Objective:
Give every entry again, word for word.

Entries taken from a collection
— Begin —

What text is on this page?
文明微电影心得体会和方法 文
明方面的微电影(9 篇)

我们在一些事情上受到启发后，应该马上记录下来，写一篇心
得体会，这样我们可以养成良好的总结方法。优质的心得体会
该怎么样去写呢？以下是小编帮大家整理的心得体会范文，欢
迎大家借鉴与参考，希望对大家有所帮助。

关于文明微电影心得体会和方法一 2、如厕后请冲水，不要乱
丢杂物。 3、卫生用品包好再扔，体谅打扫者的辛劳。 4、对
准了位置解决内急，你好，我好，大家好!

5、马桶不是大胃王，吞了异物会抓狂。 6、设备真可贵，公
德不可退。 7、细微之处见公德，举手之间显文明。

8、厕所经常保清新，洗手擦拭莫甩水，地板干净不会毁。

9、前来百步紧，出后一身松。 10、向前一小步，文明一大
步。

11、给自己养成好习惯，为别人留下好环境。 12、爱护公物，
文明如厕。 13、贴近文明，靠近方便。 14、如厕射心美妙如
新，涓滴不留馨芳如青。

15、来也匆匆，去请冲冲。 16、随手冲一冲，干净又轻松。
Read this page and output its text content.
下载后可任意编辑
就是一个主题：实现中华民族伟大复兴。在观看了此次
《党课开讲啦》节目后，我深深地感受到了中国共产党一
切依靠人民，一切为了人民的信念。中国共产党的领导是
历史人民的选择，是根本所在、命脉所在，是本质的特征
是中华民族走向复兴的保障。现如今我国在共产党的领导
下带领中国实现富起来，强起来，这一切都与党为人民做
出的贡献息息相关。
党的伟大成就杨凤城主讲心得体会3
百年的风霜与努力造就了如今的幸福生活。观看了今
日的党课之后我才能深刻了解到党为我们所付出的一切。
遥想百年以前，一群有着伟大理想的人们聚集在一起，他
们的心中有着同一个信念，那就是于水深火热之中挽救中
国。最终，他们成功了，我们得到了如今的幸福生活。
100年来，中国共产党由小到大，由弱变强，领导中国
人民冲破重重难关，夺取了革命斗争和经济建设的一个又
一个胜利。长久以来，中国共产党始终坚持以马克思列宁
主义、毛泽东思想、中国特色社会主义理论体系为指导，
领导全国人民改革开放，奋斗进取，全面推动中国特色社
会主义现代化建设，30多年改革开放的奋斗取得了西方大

— End —

Answer for this exercise:
What text is on this page?
文明微电影心得体会和方法 文
明方面的微电影(9 篇)

我们在一些事情上受到启发后，应该马上记录下来，写一篇心
得体会，这样我们可以养成良好的总结方法。优质的心得体会
该怎么样去写呢？以下是小编帮大家整理的心得体会范文，欢
迎大家借鉴与参考，希望对大家有所帮助。

关于文明微电影心得体会和方法一 2、如厕后请冲水，不要乱
丢杂物。 3、卫生用品包好再扔，体谅打扫者的辛劳。 4、对
准了位置解决内急，你好，我好，大家好!

5、马桶不是大胃王，吞了异物会抓狂。 6、设备真可贵，公
德不可退。 7、细微之处见公德，举手之间显文明。

8、厕所经常保清新，洗手擦拭莫甩水，地板干净不会毁。

9、前来百步紧，出后一身松。 10、向前一小步，文明一大
步。

11、给自己养成好习惯，为别人留下好环境。 12、爱护公物，
文明如厕。 13、贴近文明，靠近方便。 14、如厕射心美妙如
新，涓滴不留馨芳如青。

15、来也匆匆，去请冲冲。 16、随手冲一冲，干净又轻松。
Read this page and output its text content.
下载后可任意编辑
就是一个主题：实现中华民族伟大复兴。在观看了此次
《党课开讲啦》节目后，我深深地感受到了中国共产党一
切依靠人民，一切为了人民的信念。中国共产党的领导是
历史人民的选择，是根本所在、命脉所在，是本质的特征
是中华民族走向复兴的保障。现如今我国在共产党的领导
下带领中国实现富起来，强起来，这一切都与党为人民做
出的贡献息息相关。
党的伟大成就杨凤城主讲心得体会3
百年的风霜与努力造就了如今的幸福生活。观看了今
日的党课之后我才能深刻了解到党为我们所付出的一切。
遥想百年以前，一群有着伟大理想的人们聚集在一起，他
们的心中有着同一个信念，那就是于水深火热之中挽救中
国。最终，他们成功了，我们得到了如今的幸福生活。
100年来，中国共产党由小到大，由弱变强，领导中国
人民冲破重重难关，夺取了革命斗争和经济建设的一个又
一个胜利。长久以来，中国共产党始终坚持以马克思列宁
主义、毛泽东思想、中国特色社会主义理论体系为指导，
领导全国人民改革开放，奋斗进取，全面推动中国特色社
会主义现代化建设，30多年改革开放的奋斗取得了西方大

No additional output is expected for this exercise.